# Supplied material start

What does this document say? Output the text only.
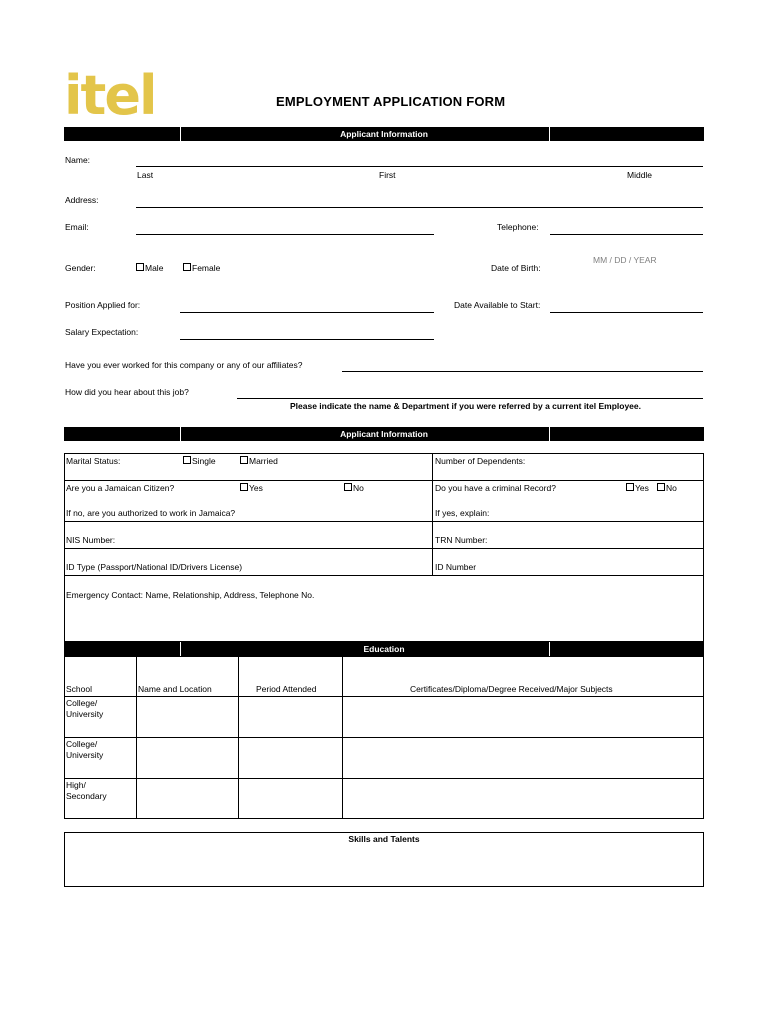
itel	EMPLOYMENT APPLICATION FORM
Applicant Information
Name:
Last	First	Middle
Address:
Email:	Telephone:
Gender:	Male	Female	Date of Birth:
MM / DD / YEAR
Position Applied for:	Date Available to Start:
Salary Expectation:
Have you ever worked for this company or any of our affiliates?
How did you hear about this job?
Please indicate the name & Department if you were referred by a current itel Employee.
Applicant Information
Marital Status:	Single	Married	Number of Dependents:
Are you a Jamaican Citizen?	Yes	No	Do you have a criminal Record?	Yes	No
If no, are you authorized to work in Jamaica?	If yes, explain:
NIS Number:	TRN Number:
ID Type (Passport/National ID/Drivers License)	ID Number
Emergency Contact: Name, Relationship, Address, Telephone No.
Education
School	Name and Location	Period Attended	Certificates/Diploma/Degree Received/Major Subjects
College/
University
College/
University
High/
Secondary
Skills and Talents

# Supplied material end
# Supplied material start

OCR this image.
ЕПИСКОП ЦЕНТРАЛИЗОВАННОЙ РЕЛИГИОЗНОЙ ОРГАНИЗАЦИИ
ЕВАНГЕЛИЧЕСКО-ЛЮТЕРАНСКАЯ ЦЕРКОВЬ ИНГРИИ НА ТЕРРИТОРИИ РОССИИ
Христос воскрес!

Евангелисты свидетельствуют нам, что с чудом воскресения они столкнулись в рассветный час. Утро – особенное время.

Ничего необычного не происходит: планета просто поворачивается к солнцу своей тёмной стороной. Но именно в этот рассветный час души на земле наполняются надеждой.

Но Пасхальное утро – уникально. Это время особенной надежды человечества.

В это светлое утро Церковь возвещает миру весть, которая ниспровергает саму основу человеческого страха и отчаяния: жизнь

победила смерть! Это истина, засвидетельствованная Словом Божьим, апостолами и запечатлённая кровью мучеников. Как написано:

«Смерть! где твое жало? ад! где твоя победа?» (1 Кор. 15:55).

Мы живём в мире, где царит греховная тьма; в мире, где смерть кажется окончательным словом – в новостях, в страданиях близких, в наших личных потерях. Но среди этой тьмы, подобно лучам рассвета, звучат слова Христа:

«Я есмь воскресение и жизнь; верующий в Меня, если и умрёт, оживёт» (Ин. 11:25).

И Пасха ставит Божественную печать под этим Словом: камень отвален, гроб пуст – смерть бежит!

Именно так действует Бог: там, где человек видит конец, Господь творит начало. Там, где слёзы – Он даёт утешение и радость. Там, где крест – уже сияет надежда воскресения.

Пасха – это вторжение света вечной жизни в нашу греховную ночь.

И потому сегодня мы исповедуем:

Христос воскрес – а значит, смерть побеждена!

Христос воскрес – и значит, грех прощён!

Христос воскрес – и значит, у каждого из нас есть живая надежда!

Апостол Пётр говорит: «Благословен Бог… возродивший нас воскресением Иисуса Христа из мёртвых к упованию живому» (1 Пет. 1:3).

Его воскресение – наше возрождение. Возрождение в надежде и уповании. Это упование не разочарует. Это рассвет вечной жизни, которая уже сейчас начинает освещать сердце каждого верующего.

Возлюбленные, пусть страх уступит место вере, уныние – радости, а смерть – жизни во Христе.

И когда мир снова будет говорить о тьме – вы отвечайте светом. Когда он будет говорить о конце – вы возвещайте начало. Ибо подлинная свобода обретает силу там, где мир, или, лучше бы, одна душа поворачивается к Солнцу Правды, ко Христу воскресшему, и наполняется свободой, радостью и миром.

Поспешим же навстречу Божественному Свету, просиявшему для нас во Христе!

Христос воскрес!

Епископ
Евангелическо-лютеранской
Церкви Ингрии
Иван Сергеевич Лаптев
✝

# Supplied material end
# Supplied material start

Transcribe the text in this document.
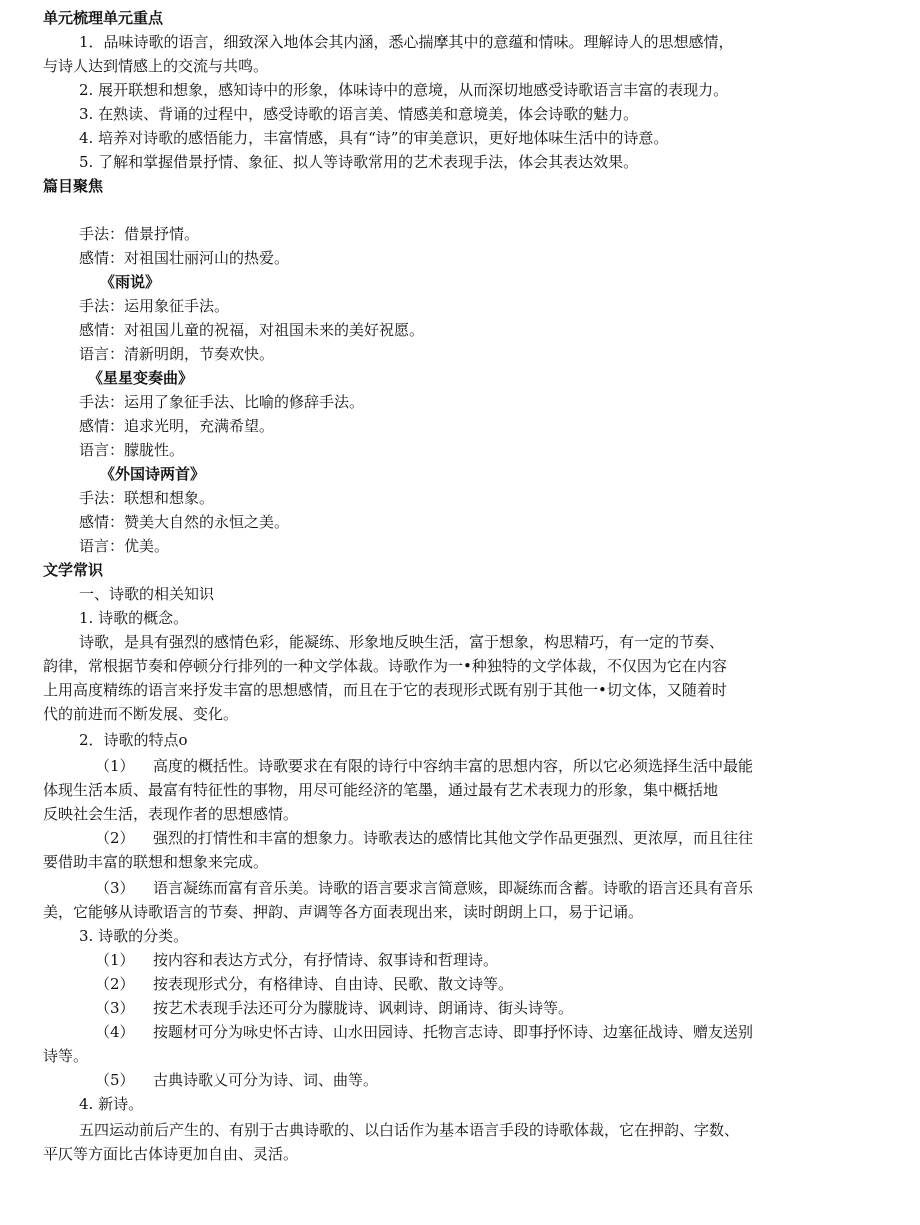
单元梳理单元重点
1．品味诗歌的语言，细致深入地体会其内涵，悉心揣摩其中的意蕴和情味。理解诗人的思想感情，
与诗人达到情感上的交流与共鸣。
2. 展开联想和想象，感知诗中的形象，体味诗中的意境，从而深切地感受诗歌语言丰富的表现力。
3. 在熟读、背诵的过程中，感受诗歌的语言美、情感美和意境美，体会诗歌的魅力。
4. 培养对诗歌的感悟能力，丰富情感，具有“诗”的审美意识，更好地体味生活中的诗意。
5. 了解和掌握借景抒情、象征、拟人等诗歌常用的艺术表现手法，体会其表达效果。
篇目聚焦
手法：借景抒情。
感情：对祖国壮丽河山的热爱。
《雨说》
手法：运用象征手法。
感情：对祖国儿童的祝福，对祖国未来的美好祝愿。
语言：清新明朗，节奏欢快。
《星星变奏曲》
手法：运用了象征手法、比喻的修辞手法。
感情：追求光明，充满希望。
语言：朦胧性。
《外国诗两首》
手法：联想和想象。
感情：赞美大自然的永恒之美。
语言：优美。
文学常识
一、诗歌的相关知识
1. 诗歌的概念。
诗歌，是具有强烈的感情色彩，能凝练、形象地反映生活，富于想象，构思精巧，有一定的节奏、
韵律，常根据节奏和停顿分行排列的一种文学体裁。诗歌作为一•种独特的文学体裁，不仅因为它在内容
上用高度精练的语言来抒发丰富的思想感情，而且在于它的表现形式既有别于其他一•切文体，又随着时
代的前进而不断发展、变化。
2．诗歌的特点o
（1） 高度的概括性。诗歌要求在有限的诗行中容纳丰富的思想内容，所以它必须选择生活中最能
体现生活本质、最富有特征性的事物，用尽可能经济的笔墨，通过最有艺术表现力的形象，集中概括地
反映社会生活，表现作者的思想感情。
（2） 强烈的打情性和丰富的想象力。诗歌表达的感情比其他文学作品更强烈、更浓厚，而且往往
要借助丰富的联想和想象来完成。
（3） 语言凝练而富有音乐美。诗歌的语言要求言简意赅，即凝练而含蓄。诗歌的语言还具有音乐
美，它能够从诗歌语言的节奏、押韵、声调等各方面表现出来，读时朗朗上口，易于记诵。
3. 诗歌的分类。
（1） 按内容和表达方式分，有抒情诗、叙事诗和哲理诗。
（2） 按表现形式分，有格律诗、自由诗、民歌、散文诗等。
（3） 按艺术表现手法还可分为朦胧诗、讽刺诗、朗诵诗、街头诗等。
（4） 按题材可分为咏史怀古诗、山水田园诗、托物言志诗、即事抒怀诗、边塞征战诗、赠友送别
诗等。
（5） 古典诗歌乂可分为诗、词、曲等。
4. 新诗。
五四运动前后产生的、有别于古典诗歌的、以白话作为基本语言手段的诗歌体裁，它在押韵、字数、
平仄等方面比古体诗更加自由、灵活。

# Supplied material end

What you are asked to do. Which lines contain "жизнь"? Copy each of them.

Task result.
В это светлое утро Церковь возвещает миру весть, которая ниспровергает саму основу человеческого страха и отчаяния: жизнь
«Я есмь воскресение и жизнь; верующий в Меня, если и умрёт, оживёт» (Ин. 11:25).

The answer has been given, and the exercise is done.